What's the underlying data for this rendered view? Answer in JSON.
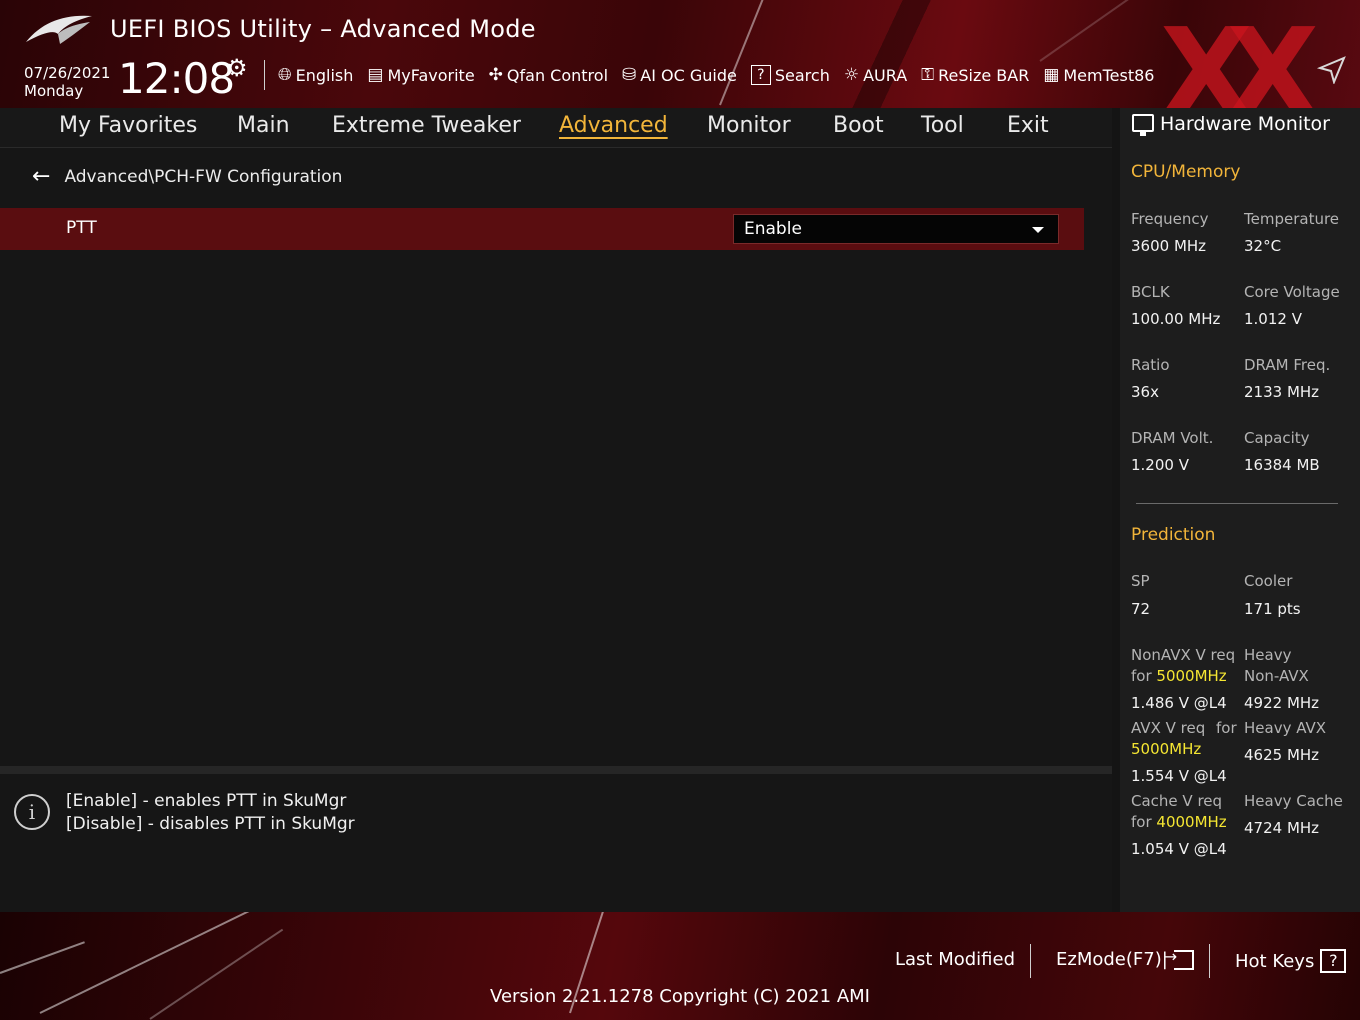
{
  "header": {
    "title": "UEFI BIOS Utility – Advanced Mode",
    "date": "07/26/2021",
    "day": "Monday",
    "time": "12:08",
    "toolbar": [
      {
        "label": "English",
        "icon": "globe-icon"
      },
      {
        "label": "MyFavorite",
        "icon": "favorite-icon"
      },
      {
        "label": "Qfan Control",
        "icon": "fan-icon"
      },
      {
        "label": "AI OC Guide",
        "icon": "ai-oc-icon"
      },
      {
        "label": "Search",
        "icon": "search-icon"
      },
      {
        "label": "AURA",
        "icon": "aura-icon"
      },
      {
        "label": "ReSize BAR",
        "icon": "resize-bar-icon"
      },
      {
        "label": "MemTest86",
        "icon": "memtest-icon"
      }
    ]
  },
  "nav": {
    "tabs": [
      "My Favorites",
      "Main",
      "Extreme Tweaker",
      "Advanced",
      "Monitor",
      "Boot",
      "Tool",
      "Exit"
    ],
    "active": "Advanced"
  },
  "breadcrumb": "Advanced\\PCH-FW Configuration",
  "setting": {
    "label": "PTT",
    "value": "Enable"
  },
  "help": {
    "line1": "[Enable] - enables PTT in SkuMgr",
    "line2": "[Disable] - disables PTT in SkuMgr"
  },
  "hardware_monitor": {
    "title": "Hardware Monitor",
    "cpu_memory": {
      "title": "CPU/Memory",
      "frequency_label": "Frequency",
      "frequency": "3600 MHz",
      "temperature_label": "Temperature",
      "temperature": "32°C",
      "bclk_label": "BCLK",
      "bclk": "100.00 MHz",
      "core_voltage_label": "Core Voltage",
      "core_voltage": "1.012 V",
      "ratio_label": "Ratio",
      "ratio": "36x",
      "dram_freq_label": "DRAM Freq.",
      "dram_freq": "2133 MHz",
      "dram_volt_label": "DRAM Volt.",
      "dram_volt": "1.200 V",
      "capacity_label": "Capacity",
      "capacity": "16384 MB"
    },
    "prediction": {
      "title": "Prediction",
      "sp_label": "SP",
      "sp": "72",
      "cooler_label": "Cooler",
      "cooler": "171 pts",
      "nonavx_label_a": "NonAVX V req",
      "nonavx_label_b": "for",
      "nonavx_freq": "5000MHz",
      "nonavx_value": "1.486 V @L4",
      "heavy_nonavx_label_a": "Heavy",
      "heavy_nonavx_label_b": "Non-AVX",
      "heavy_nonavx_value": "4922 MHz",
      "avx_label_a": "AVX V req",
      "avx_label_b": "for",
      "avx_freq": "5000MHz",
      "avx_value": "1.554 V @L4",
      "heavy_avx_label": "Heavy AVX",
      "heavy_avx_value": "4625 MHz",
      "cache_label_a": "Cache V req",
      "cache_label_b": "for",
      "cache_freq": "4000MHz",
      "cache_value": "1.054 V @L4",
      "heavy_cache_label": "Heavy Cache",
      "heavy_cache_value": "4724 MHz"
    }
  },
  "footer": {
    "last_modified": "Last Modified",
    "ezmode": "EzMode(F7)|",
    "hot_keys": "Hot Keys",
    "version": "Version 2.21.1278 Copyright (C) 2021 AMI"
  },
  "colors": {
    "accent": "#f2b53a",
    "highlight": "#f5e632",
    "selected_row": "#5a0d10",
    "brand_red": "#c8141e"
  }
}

────

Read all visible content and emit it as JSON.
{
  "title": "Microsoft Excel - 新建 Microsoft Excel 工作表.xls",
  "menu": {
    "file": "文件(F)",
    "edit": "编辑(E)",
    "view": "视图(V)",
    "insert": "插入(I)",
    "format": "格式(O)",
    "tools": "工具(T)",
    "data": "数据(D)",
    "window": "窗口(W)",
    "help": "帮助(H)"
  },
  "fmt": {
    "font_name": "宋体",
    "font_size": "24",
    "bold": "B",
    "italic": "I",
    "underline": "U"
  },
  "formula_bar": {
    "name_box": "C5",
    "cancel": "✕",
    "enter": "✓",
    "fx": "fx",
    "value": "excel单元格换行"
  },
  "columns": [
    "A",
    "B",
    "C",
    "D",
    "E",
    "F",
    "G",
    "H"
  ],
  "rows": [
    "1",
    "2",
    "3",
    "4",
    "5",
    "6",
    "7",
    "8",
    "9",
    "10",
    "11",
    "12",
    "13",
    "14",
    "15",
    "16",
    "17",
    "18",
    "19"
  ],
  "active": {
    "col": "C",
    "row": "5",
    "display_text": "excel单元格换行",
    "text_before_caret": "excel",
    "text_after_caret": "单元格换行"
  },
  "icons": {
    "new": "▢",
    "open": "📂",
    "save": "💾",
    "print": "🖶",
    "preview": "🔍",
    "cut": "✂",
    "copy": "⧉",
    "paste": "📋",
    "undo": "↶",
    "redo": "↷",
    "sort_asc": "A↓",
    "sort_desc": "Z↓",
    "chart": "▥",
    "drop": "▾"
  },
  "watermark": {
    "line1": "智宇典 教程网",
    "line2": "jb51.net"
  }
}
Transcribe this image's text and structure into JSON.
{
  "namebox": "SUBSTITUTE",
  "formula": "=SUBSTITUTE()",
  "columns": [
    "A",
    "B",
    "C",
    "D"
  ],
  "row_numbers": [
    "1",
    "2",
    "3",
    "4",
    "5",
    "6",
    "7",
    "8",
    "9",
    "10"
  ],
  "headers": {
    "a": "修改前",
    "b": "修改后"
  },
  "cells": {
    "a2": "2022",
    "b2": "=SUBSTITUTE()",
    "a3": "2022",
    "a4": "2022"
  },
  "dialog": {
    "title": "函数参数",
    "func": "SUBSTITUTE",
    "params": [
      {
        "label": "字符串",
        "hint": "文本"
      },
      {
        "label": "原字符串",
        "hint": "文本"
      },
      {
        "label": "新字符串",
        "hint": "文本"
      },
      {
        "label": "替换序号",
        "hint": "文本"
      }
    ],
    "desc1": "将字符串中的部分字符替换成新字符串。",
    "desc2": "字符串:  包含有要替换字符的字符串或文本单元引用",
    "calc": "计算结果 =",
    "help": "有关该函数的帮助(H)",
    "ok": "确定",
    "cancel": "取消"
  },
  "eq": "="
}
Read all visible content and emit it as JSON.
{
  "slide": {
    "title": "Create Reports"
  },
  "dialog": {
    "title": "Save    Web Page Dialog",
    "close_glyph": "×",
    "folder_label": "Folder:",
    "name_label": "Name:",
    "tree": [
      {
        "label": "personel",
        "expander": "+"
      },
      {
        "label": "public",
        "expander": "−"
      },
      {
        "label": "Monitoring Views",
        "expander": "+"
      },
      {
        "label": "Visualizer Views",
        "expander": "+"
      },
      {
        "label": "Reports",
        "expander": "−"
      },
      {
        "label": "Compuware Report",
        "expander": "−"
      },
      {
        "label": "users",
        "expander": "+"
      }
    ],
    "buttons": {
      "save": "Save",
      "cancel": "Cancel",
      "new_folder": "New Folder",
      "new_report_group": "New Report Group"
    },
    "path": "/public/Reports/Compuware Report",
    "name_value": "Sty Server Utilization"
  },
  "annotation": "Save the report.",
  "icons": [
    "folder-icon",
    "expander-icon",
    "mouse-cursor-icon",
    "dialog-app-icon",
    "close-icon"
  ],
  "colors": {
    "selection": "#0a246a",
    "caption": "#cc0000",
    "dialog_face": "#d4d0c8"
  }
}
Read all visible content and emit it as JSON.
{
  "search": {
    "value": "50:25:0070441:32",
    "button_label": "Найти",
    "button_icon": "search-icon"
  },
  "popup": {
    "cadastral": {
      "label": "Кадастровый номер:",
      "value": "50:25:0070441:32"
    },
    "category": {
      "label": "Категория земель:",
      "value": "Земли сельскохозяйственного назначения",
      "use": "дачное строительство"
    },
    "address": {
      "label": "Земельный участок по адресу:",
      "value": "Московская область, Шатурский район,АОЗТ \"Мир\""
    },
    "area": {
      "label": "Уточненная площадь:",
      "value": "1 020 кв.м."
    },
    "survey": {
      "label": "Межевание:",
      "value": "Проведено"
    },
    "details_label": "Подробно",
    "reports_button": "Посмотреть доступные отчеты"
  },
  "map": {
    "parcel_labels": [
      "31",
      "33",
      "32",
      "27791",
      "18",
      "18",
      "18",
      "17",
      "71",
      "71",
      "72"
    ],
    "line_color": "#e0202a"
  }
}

────

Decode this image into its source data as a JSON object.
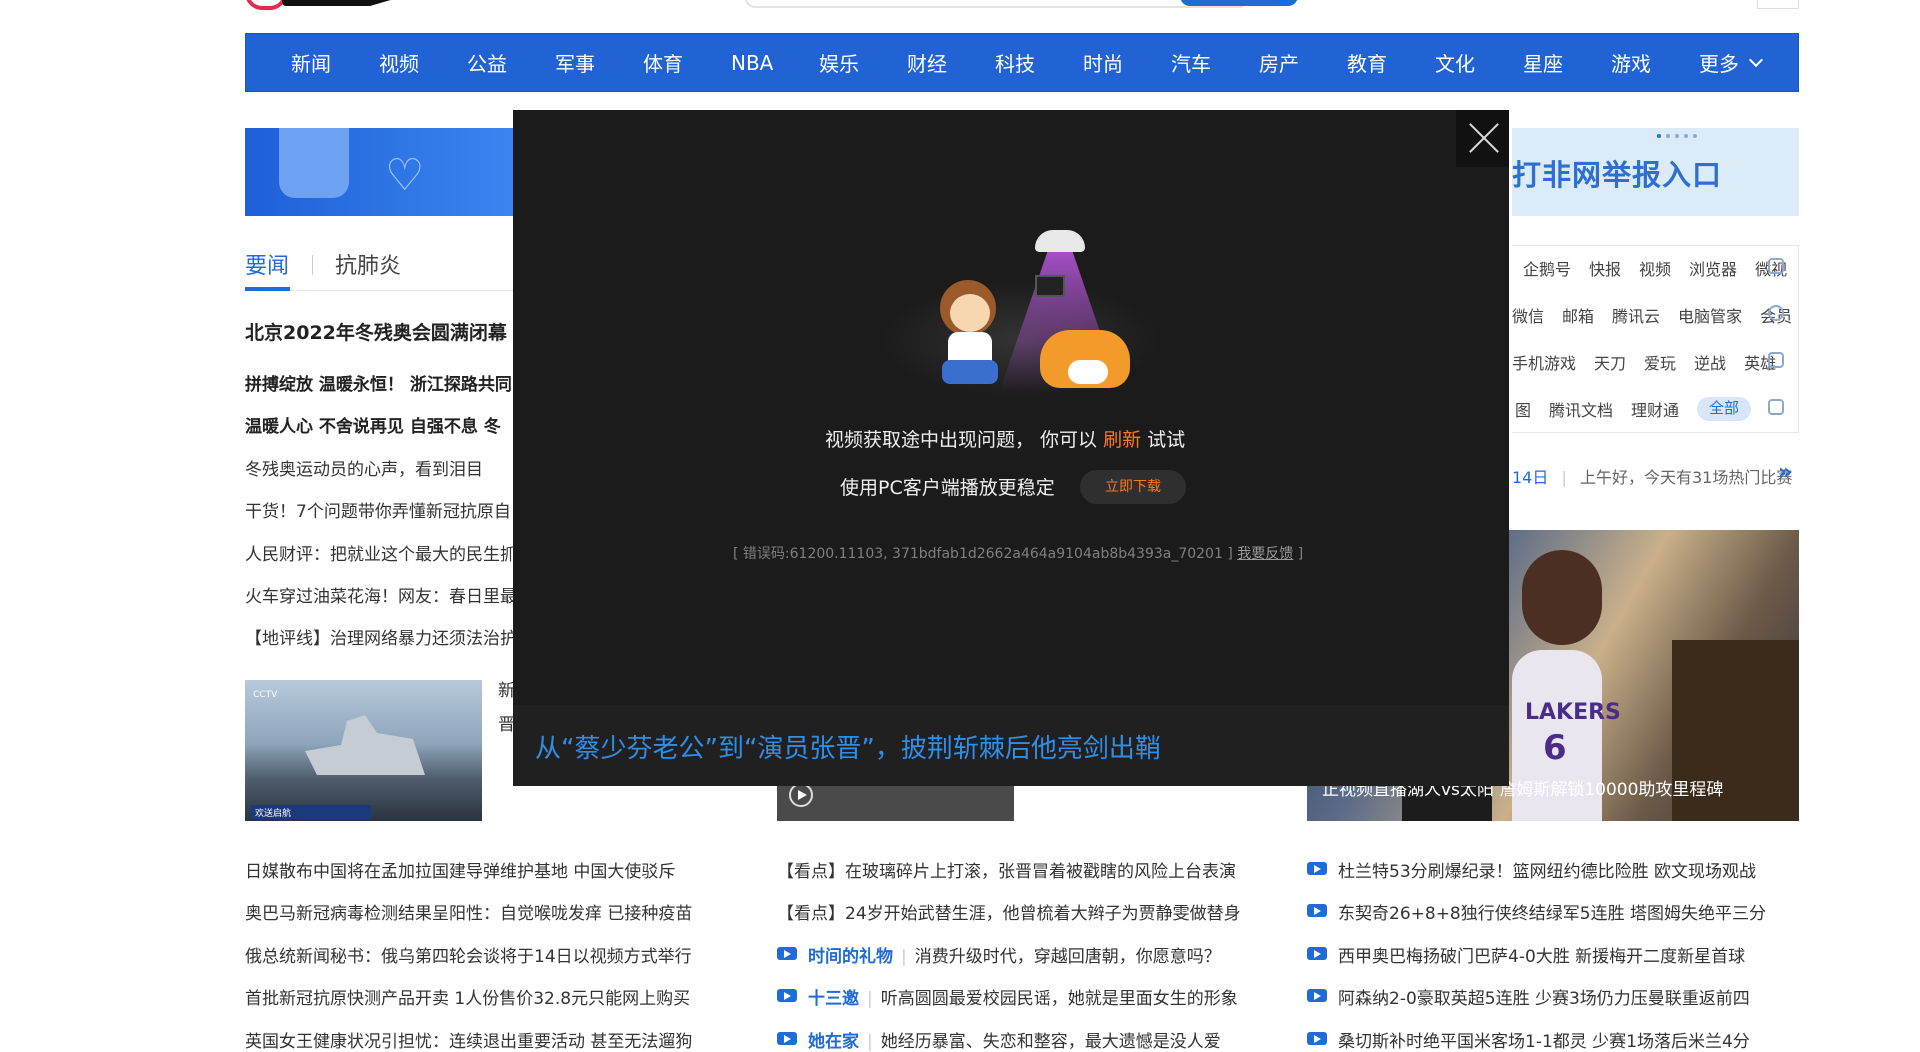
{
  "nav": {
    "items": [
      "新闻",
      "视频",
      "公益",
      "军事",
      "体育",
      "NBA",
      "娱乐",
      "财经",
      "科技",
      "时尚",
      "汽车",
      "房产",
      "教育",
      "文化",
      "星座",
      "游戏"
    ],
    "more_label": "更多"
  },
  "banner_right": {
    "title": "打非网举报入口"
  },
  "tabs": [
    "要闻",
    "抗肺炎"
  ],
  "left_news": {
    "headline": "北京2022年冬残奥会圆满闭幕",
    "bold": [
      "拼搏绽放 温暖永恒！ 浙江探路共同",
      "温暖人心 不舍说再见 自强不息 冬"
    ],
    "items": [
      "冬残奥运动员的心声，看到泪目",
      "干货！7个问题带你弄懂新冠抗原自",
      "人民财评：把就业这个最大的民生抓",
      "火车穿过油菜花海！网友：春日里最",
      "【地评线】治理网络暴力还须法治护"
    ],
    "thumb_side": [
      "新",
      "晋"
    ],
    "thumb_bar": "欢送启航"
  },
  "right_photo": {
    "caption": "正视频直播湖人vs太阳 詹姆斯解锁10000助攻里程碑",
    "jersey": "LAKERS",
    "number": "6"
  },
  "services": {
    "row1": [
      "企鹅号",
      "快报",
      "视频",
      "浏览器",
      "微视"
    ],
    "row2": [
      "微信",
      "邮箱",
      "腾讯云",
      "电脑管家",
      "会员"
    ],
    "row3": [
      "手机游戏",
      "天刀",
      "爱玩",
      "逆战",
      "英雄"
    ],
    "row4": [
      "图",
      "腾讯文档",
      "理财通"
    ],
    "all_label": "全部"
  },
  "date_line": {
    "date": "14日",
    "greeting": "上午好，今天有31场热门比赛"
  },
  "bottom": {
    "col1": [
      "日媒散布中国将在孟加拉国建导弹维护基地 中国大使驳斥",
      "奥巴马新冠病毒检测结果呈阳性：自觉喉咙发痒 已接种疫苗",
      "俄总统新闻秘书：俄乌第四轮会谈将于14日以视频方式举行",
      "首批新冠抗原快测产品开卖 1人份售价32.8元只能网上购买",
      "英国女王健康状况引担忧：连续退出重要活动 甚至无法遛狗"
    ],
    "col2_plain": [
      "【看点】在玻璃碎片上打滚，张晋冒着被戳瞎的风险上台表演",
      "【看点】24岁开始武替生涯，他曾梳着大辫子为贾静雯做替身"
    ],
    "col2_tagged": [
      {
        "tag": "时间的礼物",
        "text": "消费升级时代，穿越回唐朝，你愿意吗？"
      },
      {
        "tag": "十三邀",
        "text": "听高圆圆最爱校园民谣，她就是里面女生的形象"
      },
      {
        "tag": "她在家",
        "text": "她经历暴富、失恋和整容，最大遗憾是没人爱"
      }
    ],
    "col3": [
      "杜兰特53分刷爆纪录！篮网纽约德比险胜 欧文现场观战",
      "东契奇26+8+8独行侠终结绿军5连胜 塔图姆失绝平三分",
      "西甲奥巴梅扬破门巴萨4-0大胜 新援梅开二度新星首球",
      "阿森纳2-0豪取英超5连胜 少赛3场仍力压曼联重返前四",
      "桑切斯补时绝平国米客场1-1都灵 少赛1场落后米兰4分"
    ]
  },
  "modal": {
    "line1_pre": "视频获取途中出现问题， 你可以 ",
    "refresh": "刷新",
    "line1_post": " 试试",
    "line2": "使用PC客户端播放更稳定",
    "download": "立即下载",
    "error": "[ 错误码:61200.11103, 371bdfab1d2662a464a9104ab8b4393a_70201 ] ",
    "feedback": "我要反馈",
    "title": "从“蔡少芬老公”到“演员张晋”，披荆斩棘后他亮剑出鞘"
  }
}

────

● **AIM OF THE EXERCISE**:
Go through the records above and copy every line with the word "image".

● **OUTPUT FOR THIS EXERCISE**:
Transcribe this image's text and structure into JSON.
Decode this image into its source data as a JSON object.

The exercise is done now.